§ EXERCISE PROMPT
Reproduce the entries exactly.
◆ ◆ ◆ ◆ ◆
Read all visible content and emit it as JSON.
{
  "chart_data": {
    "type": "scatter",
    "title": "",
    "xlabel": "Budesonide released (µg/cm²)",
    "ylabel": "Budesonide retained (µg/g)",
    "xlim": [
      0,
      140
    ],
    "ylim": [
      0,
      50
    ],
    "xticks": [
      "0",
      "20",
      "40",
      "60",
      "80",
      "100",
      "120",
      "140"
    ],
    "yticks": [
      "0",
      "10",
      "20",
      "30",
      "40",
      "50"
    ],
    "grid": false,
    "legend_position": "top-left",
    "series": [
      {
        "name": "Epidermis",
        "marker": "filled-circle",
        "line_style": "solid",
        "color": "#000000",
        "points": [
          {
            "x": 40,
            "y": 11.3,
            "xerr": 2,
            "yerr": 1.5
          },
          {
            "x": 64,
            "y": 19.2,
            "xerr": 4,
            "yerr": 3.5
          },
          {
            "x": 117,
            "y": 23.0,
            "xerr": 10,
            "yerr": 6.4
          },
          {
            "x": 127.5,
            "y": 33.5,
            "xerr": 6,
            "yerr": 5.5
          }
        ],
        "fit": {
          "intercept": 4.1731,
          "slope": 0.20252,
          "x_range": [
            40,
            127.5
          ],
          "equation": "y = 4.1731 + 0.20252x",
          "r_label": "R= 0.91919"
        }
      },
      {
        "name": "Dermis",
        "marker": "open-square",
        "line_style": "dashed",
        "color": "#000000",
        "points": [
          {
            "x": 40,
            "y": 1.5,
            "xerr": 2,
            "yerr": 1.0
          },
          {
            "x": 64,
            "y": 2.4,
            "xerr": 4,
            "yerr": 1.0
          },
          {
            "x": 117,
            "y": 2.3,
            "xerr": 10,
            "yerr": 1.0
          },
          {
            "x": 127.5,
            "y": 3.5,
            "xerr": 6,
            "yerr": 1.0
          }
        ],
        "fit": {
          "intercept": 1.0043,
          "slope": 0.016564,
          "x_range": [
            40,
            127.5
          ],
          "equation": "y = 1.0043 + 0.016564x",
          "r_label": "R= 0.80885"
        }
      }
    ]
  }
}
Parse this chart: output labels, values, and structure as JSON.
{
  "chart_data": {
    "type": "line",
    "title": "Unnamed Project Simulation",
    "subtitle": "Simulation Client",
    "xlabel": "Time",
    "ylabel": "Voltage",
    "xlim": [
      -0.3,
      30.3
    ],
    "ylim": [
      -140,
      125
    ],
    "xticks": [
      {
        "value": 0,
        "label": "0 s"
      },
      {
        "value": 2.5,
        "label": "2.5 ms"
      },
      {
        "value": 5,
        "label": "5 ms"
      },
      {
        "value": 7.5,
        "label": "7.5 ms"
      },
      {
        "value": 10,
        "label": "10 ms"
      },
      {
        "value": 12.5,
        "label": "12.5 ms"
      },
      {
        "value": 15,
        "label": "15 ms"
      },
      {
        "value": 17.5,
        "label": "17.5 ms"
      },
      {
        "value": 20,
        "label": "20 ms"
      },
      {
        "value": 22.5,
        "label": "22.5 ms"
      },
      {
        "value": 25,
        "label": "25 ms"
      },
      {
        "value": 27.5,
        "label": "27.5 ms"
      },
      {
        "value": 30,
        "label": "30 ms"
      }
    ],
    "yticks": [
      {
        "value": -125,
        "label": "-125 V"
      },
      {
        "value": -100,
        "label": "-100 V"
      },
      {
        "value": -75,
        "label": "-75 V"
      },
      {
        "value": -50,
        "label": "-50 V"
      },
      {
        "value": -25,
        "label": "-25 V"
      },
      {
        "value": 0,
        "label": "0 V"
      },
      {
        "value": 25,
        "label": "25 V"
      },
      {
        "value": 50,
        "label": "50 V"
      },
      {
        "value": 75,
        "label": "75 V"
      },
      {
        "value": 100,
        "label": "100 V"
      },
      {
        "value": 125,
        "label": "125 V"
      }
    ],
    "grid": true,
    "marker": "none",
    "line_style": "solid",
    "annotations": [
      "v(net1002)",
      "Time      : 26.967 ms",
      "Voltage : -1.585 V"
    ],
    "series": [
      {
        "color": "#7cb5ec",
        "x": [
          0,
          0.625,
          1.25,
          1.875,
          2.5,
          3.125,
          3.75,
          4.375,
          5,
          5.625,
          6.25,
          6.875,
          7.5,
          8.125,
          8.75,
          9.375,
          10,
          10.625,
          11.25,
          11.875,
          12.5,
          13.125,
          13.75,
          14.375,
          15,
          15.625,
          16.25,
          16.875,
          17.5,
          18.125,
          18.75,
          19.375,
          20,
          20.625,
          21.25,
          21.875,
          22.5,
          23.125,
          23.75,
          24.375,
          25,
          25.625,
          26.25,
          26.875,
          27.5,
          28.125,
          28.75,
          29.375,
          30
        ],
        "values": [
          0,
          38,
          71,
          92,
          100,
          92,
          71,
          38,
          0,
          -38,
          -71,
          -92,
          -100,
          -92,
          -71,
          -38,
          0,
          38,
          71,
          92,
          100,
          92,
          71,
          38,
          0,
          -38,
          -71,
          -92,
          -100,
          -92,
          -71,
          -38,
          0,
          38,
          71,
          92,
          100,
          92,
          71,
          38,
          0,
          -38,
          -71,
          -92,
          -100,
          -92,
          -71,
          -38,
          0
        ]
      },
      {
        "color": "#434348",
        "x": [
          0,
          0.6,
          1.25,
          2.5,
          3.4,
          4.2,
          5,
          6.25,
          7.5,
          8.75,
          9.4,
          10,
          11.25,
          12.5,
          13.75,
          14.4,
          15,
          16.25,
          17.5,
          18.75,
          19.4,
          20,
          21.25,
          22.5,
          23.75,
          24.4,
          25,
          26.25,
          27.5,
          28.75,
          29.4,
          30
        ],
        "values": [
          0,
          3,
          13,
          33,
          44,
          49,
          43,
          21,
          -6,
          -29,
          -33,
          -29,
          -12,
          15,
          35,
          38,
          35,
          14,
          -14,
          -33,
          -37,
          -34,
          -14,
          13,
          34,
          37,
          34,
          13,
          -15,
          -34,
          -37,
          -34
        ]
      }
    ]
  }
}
◆ ◆ ◆ ◆ ◆
§ ANSWER FOR THE TASK
Read all visible content and emit it as JSON.
{
  "chart_data": {
    "type": "scatter",
    "title": "",
    "xlabel": "Budesonide released (µg/cm²)",
    "ylabel": "Budesonide retained (µg/g)",
    "xlim": [
      0,
      140
    ],
    "ylim": [
      0,
      50
    ],
    "xticks": [
      "0",
      "20",
      "40",
      "60",
      "80",
      "100",
      "120",
      "140"
    ],
    "yticks": [
      "0",
      "10",
      "20",
      "30",
      "40",
      "50"
    ],
    "grid": false,
    "legend_position": "top-left",
    "series": [
      {
        "name": "Epidermis",
        "marker": "filled-circle",
        "line_style": "solid",
        "color": "#000000",
        "points": [
          {
            "x": 40,
            "y": 11.3,
            "xerr": 2,
            "yerr": 1.5
          },
          {
            "x": 64,
            "y": 19.2,
            "xerr": 4,
            "yerr": 3.5
          },
          {
            "x": 117,
            "y": 23.0,
            "xerr": 10,
            "yerr": 6.4
          },
          {
            "x": 127.5,
            "y": 33.5,
            "xerr": 6,
            "yerr": 5.5
          }
        ],
        "fit": {
          "intercept": 4.1731,
          "slope": 0.20252,
          "x_range": [
            40,
            127.5
          ],
          "equation": "y = 4.1731 + 0.20252x",
          "r_label": "R= 0.91919"
        }
      },
      {
        "name": "Dermis",
        "marker": "open-square",
        "line_style": "dashed",
        "color": "#000000",
        "points": [
          {
            "x": 40,
            "y": 1.5,
            "xerr": 2,
            "yerr": 1.0
          },
          {
            "x": 64,
            "y": 2.4,
            "xerr": 4,
            "yerr": 1.0
          },
          {
            "x": 117,
            "y": 2.3,
            "xerr": 10,
            "yerr": 1.0
          },
          {
            "x": 127.5,
            "y": 3.5,
            "xerr": 6,
            "yerr": 1.0
          }
        ],
        "fit": {
          "intercept": 1.0043,
          "slope": 0.016564,
          "x_range": [
            40,
            127.5
          ],
          "equation": "y = 1.0043 + 0.016564x",
          "r_label": "R= 0.80885"
        }
      }
    ]
  }
}
Parse this chart: output labels, values, and structure as JSON.
{
  "chart_data": {
    "type": "line",
    "title": "Unnamed Project Simulation",
    "subtitle": "Simulation Client",
    "xlabel": "Time",
    "ylabel": "Voltage",
    "xlim": [
      -0.3,
      30.3
    ],
    "ylim": [
      -140,
      125
    ],
    "xticks": [
      {
        "value": 0,
        "label": "0 s"
      },
      {
        "value": 2.5,
        "label": "2.5 ms"
      },
      {
        "value": 5,
        "label": "5 ms"
      },
      {
        "value": 7.5,
        "label": "7.5 ms"
      },
      {
        "value": 10,
        "label": "10 ms"
      },
      {
        "value": 12.5,
        "label": "12.5 ms"
      },
      {
        "value": 15,
        "label": "15 ms"
      },
      {
        "value": 17.5,
        "label": "17.5 ms"
      },
      {
        "value": 20,
        "label": "20 ms"
      },
      {
        "value": 22.5,
        "label": "22.5 ms"
      },
      {
        "value": 25,
        "label": "25 ms"
      },
      {
        "value": 27.5,
        "label": "27.5 ms"
      },
      {
        "value": 30,
        "label": "30 ms"
      }
    ],
    "yticks": [
      {
        "value": -125,
        "label": "-125 V"
      },
      {
        "value": -100,
        "label": "-100 V"
      },
      {
        "value": -75,
        "label": "-75 V"
      },
      {
        "value": -50,
        "label": "-50 V"
      },
      {
        "value": -25,
        "label": "-25 V"
      },
      {
        "value": 0,
        "label": "0 V"
      },
      {
        "value": 25,
        "label": "25 V"
      },
      {
        "value": 50,
        "label": "50 V"
      },
      {
        "value": 75,
        "label": "75 V"
      },
      {
        "value": 100,
        "label": "100 V"
      },
      {
        "value": 125,
        "label": "125 V"
      }
    ],
    "grid": true,
    "marker": "none",
    "line_style": "solid",
    "annotations": [
      "v(net1002)",
      "Time      : 26.967 ms",
      "Voltage : -1.585 V"
    ],
    "series": [
      {
        "color": "#7cb5ec",
        "x": [
          0,
          0.625,
          1.25,
          1.875,
          2.5,
          3.125,
          3.75,
          4.375,
          5,
          5.625,
          6.25,
          6.875,
          7.5,
          8.125,
          8.75,
          9.375,
          10,
          10.625,
          11.25,
          11.875,
          12.5,
          13.125,
          13.75,
          14.375,
          15,
          15.625,
          16.25,
          16.875,
          17.5,
          18.125,
          18.75,
          19.375,
          20,
          20.625,
          21.25,
          21.875,
          22.5,
          23.125,
          23.75,
          24.375,
          25,
          25.625,
          26.25,
          26.875,
          27.5,
          28.125,
          28.75,
          29.375,
          30
        ],
        "values": [
          0,
          38,
          71,
          92,
          100,
          92,
          71,
          38,
          0,
          -38,
          -71,
          -92,
          -100,
          -92,
          -71,
          -38,
          0,
          38,
          71,
          92,
          100,
          92,
          71,
          38,
          0,
          -38,
          -71,
          -92,
          -100,
          -92,
          -71,
          -38,
          0,
          38,
          71,
          92,
          100,
          92,
          71,
          38,
          0,
          -38,
          -71,
          -92,
          -100,
          -92,
          -71,
          -38,
          0
        ]
      },
      {
        "color": "#434348",
        "x": [
          0,
          0.6,
          1.25,
          2.5,
          3.4,
          4.2,
          5,
          6.25,
          7.5,
          8.75,
          9.4,
          10,
          11.25,
          12.5,
          13.75,
          14.4,
          15,
          16.25,
          17.5,
          18.75,
          19.4,
          20,
          21.25,
          22.5,
          23.75,
          24.4,
          25,
          26.25,
          27.5,
          28.75,
          29.4,
          30
        ],
        "values": [
          0,
          3,
          13,
          33,
          44,
          49,
          43,
          21,
          -6,
          -29,
          -33,
          -29,
          -12,
          15,
          35,
          38,
          35,
          14,
          -14,
          -33,
          -37,
          -34,
          -14,
          13,
          34,
          37,
          34,
          13,
          -15,
          -34,
          -37,
          -34
        ]
      }
    ]
  }
}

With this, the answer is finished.